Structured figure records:
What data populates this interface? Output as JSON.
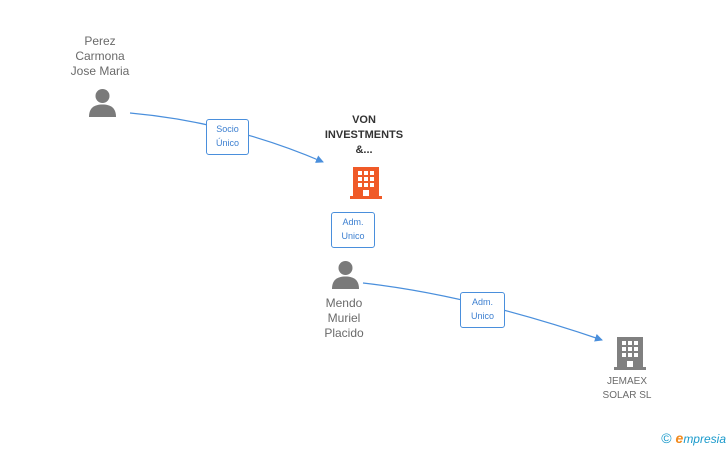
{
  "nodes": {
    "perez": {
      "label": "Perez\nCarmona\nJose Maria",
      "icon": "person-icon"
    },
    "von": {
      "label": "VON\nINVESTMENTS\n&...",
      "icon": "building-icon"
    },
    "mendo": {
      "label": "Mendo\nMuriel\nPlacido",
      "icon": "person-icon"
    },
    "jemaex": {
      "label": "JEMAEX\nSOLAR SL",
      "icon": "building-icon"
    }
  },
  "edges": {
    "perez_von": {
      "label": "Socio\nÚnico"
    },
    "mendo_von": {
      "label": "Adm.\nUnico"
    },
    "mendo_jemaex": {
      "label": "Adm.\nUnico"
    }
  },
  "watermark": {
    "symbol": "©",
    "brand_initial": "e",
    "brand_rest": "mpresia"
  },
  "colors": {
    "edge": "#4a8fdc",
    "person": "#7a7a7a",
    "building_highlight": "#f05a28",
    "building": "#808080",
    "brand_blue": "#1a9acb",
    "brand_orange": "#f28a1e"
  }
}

Short task:
Retype the whole listing, keeping every line identical and omitting all pictures.

Full response:
What data populates this interface? Output as JSON.
{
  "nodes": {
    "perez": {
      "label": "Perez\nCarmona\nJose Maria",
      "icon": "person-icon"
    },
    "von": {
      "label": "VON\nINVESTMENTS\n&...",
      "icon": "building-icon"
    },
    "mendo": {
      "label": "Mendo\nMuriel\nPlacido",
      "icon": "person-icon"
    },
    "jemaex": {
      "label": "JEMAEX\nSOLAR SL",
      "icon": "building-icon"
    }
  },
  "edges": {
    "perez_von": {
      "label": "Socio\nÚnico"
    },
    "mendo_von": {
      "label": "Adm.\nUnico"
    },
    "mendo_jemaex": {
      "label": "Adm.\nUnico"
    }
  },
  "watermark": {
    "symbol": "©",
    "brand_initial": "e",
    "brand_rest": "mpresia"
  },
  "colors": {
    "edge": "#4a8fdc",
    "person": "#7a7a7a",
    "building_highlight": "#f05a28",
    "building": "#808080",
    "brand_blue": "#1a9acb",
    "brand_orange": "#f28a1e"
  }
}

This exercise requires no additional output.